* Required task *
Find each line with the string "click" and report it.

(Records from a data collection)
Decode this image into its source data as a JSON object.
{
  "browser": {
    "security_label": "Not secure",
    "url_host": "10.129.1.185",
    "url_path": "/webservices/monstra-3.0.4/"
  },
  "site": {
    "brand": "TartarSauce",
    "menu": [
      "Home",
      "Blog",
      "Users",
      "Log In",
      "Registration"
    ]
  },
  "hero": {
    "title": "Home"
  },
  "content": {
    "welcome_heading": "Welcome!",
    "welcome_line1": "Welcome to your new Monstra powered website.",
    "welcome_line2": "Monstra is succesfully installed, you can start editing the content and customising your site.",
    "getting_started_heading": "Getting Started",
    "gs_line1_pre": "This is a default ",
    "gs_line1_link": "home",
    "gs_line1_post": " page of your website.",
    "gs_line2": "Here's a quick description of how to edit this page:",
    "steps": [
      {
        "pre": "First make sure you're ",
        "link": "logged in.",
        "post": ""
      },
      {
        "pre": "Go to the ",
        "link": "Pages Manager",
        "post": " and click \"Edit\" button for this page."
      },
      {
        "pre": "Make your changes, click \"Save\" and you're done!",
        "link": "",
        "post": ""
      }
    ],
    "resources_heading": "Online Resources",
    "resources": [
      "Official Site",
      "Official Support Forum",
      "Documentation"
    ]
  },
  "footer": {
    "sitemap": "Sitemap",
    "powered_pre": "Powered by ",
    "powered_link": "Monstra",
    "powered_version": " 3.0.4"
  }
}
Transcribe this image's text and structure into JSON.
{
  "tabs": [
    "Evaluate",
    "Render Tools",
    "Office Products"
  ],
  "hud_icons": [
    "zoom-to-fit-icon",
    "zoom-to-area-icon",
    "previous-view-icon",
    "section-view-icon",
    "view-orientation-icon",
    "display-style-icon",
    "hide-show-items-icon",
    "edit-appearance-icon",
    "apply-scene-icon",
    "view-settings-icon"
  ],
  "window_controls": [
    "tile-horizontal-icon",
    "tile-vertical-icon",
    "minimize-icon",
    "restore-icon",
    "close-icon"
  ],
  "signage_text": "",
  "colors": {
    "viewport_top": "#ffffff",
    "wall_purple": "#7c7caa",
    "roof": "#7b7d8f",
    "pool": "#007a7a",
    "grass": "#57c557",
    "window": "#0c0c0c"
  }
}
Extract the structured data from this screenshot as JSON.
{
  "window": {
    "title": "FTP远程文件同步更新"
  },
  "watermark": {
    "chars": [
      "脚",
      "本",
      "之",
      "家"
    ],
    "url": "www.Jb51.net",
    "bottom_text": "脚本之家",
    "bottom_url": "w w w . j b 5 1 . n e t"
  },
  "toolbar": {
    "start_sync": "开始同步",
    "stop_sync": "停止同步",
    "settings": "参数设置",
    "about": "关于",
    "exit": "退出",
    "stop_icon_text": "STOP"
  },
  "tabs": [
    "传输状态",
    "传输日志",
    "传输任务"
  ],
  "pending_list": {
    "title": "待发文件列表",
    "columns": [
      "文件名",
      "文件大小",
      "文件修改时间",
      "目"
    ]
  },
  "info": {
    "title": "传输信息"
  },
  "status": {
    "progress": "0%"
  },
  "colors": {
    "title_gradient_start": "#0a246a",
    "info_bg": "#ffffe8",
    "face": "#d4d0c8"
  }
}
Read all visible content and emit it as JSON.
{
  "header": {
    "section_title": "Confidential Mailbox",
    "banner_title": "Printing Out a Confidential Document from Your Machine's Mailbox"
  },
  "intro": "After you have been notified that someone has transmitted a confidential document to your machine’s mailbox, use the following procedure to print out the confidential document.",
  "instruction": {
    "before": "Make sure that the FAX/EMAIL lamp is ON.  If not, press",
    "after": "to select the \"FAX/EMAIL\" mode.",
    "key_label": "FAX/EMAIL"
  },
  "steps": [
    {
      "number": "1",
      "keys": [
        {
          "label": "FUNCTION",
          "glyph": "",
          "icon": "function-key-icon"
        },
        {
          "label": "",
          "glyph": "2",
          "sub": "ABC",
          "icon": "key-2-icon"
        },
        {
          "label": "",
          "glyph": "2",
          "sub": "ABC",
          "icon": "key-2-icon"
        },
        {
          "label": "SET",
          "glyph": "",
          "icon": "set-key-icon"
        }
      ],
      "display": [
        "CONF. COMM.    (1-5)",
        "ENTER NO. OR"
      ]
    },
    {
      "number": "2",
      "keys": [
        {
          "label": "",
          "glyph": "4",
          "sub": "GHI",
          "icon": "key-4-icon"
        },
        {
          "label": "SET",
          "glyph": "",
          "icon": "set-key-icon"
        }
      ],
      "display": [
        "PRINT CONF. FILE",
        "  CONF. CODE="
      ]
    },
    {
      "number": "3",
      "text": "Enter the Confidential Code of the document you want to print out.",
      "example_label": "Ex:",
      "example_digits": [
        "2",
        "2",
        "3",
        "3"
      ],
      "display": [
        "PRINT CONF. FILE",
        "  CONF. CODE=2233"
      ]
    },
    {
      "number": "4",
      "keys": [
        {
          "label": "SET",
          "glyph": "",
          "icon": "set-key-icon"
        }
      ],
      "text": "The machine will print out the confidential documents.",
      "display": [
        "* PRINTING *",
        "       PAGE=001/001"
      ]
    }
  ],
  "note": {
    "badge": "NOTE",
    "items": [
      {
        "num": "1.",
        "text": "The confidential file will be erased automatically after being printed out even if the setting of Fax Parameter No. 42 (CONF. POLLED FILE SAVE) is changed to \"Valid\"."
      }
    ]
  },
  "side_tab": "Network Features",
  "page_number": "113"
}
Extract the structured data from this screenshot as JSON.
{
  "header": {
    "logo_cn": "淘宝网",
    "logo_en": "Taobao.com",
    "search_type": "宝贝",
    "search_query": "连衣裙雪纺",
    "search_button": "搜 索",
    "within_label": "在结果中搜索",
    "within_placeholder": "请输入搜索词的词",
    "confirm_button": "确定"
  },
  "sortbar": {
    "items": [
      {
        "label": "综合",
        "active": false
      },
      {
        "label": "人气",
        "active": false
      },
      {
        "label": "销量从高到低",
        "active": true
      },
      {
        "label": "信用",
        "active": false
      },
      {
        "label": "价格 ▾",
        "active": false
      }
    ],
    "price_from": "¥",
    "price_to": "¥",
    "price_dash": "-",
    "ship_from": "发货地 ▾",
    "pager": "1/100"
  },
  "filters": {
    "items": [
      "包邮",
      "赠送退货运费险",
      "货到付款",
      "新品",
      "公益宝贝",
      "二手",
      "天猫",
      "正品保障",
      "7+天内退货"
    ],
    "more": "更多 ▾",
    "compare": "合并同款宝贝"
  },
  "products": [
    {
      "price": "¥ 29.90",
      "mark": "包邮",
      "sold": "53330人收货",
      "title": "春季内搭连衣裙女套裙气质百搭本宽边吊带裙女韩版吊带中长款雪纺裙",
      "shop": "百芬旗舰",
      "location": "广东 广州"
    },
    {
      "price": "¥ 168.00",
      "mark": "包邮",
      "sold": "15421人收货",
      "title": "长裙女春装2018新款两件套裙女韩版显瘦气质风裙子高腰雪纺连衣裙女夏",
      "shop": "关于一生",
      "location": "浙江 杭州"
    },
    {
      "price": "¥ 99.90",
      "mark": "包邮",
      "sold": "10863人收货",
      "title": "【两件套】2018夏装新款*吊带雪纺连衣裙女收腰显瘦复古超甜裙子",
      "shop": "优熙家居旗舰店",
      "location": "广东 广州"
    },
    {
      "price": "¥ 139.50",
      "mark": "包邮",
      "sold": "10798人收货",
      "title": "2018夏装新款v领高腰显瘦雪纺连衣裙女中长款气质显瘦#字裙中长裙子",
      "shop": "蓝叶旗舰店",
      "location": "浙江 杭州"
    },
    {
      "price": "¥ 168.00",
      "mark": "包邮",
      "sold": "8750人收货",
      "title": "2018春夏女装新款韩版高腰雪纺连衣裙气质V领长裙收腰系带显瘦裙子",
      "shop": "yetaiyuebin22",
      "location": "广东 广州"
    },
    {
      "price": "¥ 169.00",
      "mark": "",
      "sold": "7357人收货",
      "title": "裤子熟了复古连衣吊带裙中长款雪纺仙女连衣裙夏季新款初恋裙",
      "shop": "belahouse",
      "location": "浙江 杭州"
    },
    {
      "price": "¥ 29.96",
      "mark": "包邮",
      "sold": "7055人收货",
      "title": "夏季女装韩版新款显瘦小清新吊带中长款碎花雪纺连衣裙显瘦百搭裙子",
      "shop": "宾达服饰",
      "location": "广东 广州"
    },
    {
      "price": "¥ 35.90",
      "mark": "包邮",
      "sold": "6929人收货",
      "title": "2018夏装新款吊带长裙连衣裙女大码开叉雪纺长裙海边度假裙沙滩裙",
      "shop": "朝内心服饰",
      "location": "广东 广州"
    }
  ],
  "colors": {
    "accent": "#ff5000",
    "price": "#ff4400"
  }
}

* Complete output *
        "post": " and click \"Edit\" button for this page."
        "pre": "Make your changes, click \"Save\" and you're done!",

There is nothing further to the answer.